* Begin SOURCE MATERIAL *
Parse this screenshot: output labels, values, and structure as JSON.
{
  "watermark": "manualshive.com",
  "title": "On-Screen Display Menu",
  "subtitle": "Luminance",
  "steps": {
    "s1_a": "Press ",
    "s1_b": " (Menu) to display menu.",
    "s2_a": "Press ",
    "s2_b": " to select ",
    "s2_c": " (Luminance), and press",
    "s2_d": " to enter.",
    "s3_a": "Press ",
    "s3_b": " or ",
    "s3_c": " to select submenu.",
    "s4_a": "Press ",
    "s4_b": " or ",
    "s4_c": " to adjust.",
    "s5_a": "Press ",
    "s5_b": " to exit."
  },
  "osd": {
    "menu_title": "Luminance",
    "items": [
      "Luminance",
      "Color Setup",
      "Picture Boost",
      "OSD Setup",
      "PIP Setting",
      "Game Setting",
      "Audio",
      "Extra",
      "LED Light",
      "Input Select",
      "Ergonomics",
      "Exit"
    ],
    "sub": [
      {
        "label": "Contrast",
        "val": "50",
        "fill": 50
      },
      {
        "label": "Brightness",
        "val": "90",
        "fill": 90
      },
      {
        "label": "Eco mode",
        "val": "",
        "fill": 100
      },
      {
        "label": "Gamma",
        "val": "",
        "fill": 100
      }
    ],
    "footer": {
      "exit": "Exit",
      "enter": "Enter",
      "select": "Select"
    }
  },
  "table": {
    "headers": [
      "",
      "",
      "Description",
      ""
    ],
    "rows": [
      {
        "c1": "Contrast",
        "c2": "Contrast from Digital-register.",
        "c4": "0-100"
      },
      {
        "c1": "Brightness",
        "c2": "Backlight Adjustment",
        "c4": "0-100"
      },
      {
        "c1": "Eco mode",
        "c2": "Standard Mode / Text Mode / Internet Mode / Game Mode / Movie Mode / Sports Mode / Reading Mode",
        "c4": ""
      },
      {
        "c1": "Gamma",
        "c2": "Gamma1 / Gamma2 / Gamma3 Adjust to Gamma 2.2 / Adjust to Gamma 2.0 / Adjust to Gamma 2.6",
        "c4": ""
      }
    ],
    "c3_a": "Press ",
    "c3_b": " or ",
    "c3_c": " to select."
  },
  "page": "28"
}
* End SOURCE MATERIAL *
== THE PROBLEM ==
Write out the material exactly as given.

== COMPLETED EXERCISE ==
Parse this screenshot: output labels, values, and structure as JSON.
{
  "watermark": "manualshive.com",
  "title": "On-Screen Display Menu",
  "subtitle": "Luminance",
  "steps": {
    "s1_a": "Press ",
    "s1_b": " (Menu) to display menu.",
    "s2_a": "Press ",
    "s2_b": " to select ",
    "s2_c": " (Luminance), and press",
    "s2_d": " to enter.",
    "s3_a": "Press ",
    "s3_b": " or ",
    "s3_c": " to select submenu.",
    "s4_a": "Press ",
    "s4_b": " or ",
    "s4_c": " to adjust.",
    "s5_a": "Press ",
    "s5_b": " to exit."
  },
  "osd": {
    "menu_title": "Luminance",
    "items": [
      "Luminance",
      "Color Setup",
      "Picture Boost",
      "OSD Setup",
      "PIP Setting",
      "Game Setting",
      "Audio",
      "Extra",
      "LED Light",
      "Input Select",
      "Ergonomics",
      "Exit"
    ],
    "sub": [
      {
        "label": "Contrast",
        "val": "50",
        "fill": 50
      },
      {
        "label": "Brightness",
        "val": "90",
        "fill": 90
      },
      {
        "label": "Eco mode",
        "val": "",
        "fill": 100
      },
      {
        "label": "Gamma",
        "val": "",
        "fill": 100
      }
    ],
    "footer": {
      "exit": "Exit",
      "enter": "Enter",
      "select": "Select"
    }
  },
  "table": {
    "headers": [
      "",
      "",
      "Description",
      ""
    ],
    "rows": [
      {
        "c1": "Contrast",
        "c2": "Contrast from Digital-register.",
        "c4": "0-100"
      },
      {
        "c1": "Brightness",
        "c2": "Backlight Adjustment",
        "c4": "0-100"
      },
      {
        "c1": "Eco mode",
        "c2": "Standard Mode / Text Mode / Internet Mode / Game Mode / Movie Mode / Sports Mode / Reading Mode",
        "c4": ""
      },
      {
        "c1": "Gamma",
        "c2": "Gamma1 / Gamma2 / Gamma3 Adjust to Gamma 2.2 / Adjust to Gamma 2.0 / Adjust to Gamma 2.6",
        "c4": ""
      }
    ],
    "c3_a": "Press ",
    "c3_b": " or ",
    "c3_c": " to select."
  },
  "page": "28"
}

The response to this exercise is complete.